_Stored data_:
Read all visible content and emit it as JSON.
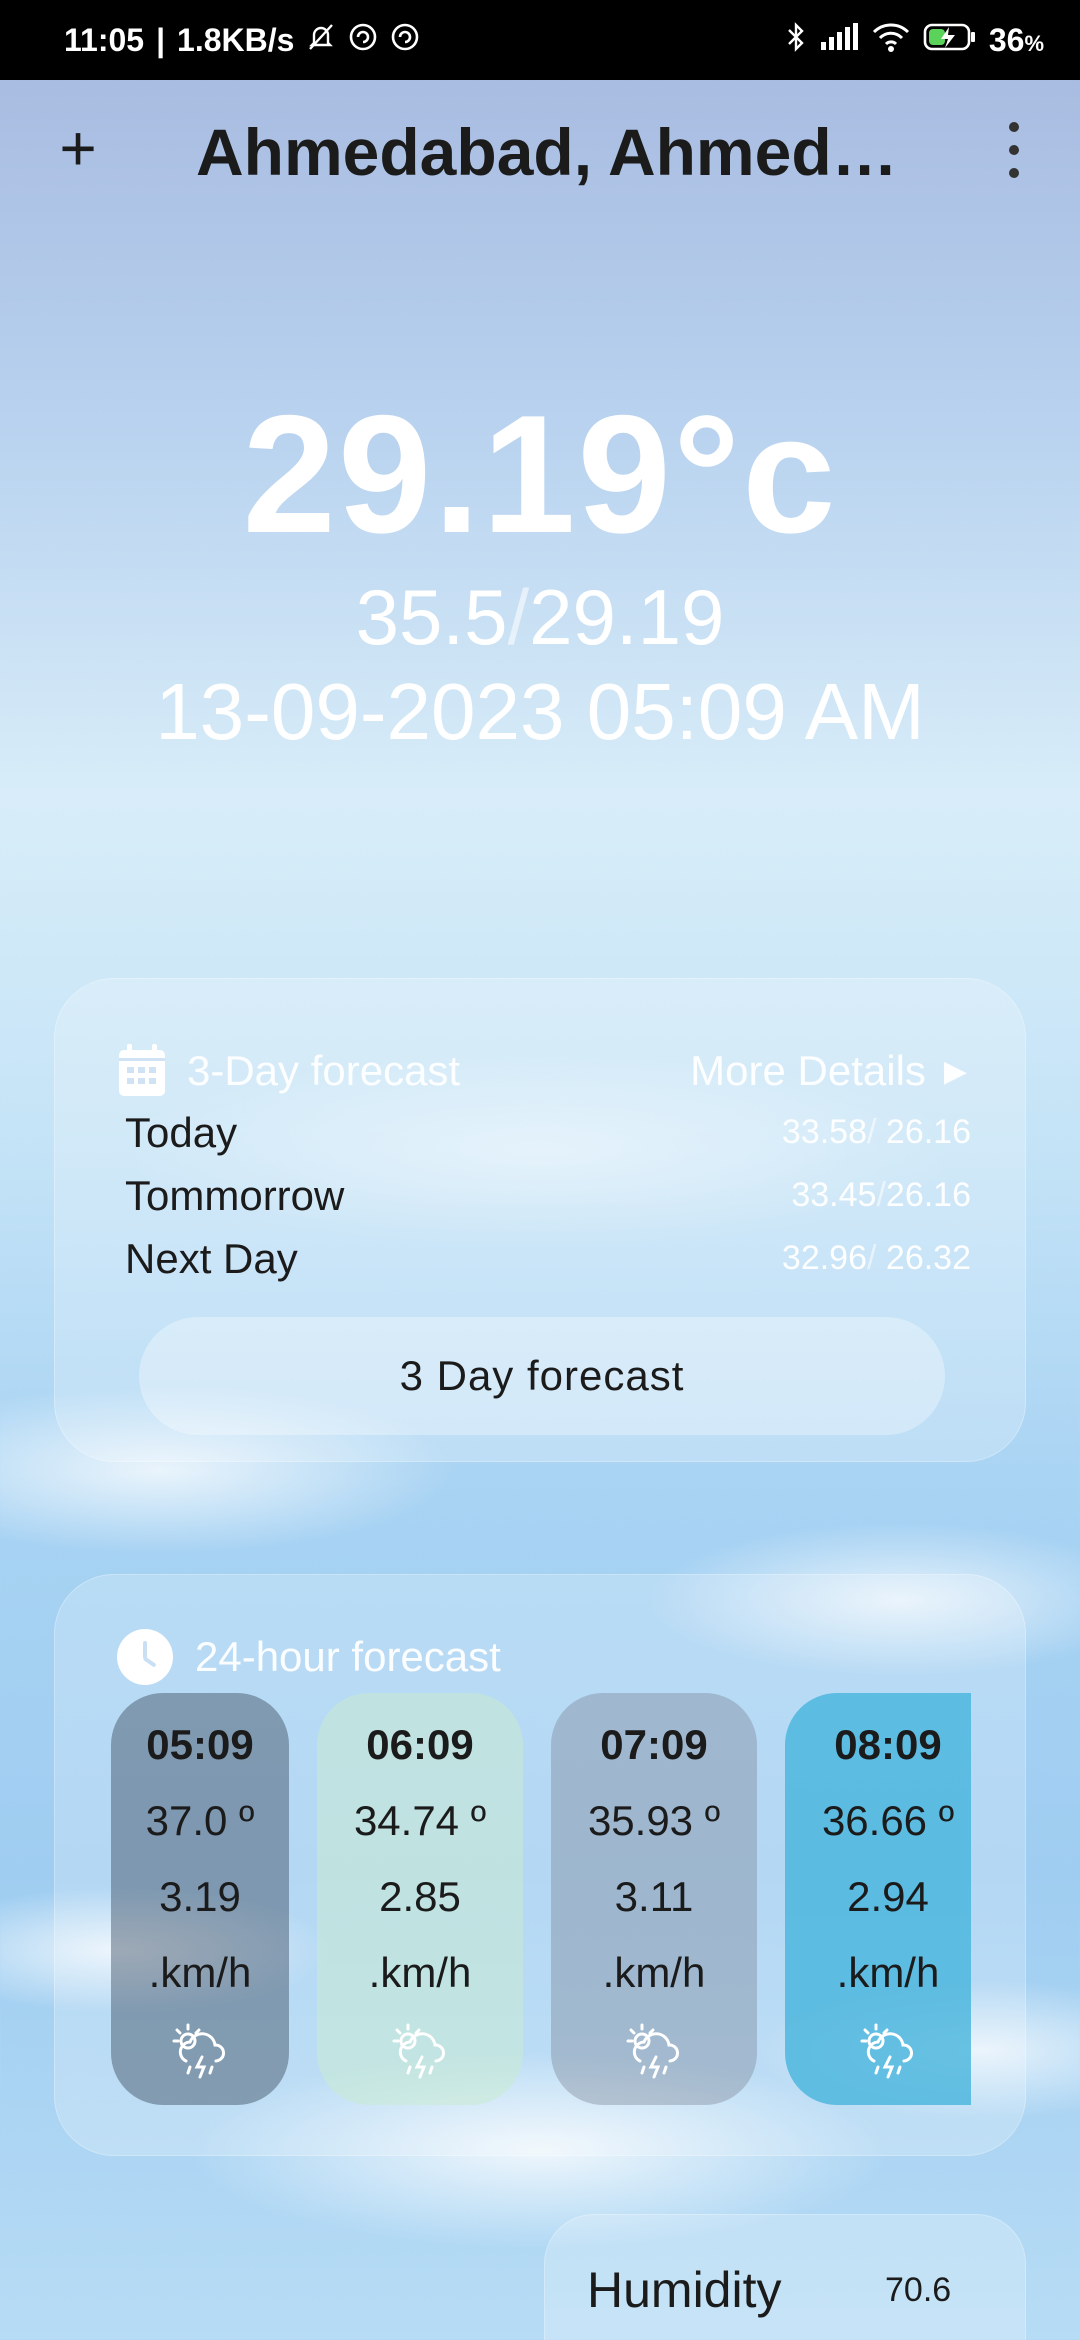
{
  "status_bar": {
    "time": "11:05",
    "speed": "1.8KB/s",
    "battery": "36",
    "battery_unit": "%"
  },
  "header": {
    "add_label": "+",
    "city": "Ahmedabad, Ahmed…"
  },
  "current": {
    "temperature": "29.19°c",
    "max": "35.5",
    "min": "29.19",
    "datetime": "13-09-2023 05:09 AM"
  },
  "forecast3": {
    "title": "3-Day forecast",
    "more_label": "More Details",
    "days": [
      {
        "day": "Today",
        "max": "33.58",
        "min": "26.16",
        "sep": "/ "
      },
      {
        "day": "Tommorrow",
        "max": "33.45",
        "min": "26.16",
        "sep": "/"
      },
      {
        "day": "Next Day",
        "max": "32.96",
        "min": "26.32",
        "sep": "/ "
      }
    ],
    "button_label": "3 Day forecast"
  },
  "forecast24": {
    "title": "24-hour forecast",
    "hours": [
      {
        "time": "05:09",
        "temp": "37.0 º",
        "wind": "3.19",
        "unit": ".km/h",
        "icon": "thunder-rain-sun-icon"
      },
      {
        "time": "06:09",
        "temp": "34.74 º",
        "wind": "2.85",
        "unit": ".km/h",
        "icon": "thunder-rain-sun-icon"
      },
      {
        "time": "07:09",
        "temp": "35.93 º",
        "wind": "3.11",
        "unit": ".km/h",
        "icon": "thunder-rain-sun-icon"
      },
      {
        "time": "08:09",
        "temp": "36.66 º",
        "wind": "2.94",
        "unit": ".km/h",
        "icon": "thunder-rain-sun-icon"
      }
    ]
  },
  "humidity": {
    "label": "Humidity",
    "value": "70.6"
  }
}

_What you should do_: Lines in the records that hold the word "title" are to be counted; give only the total.

_Task solution_: 2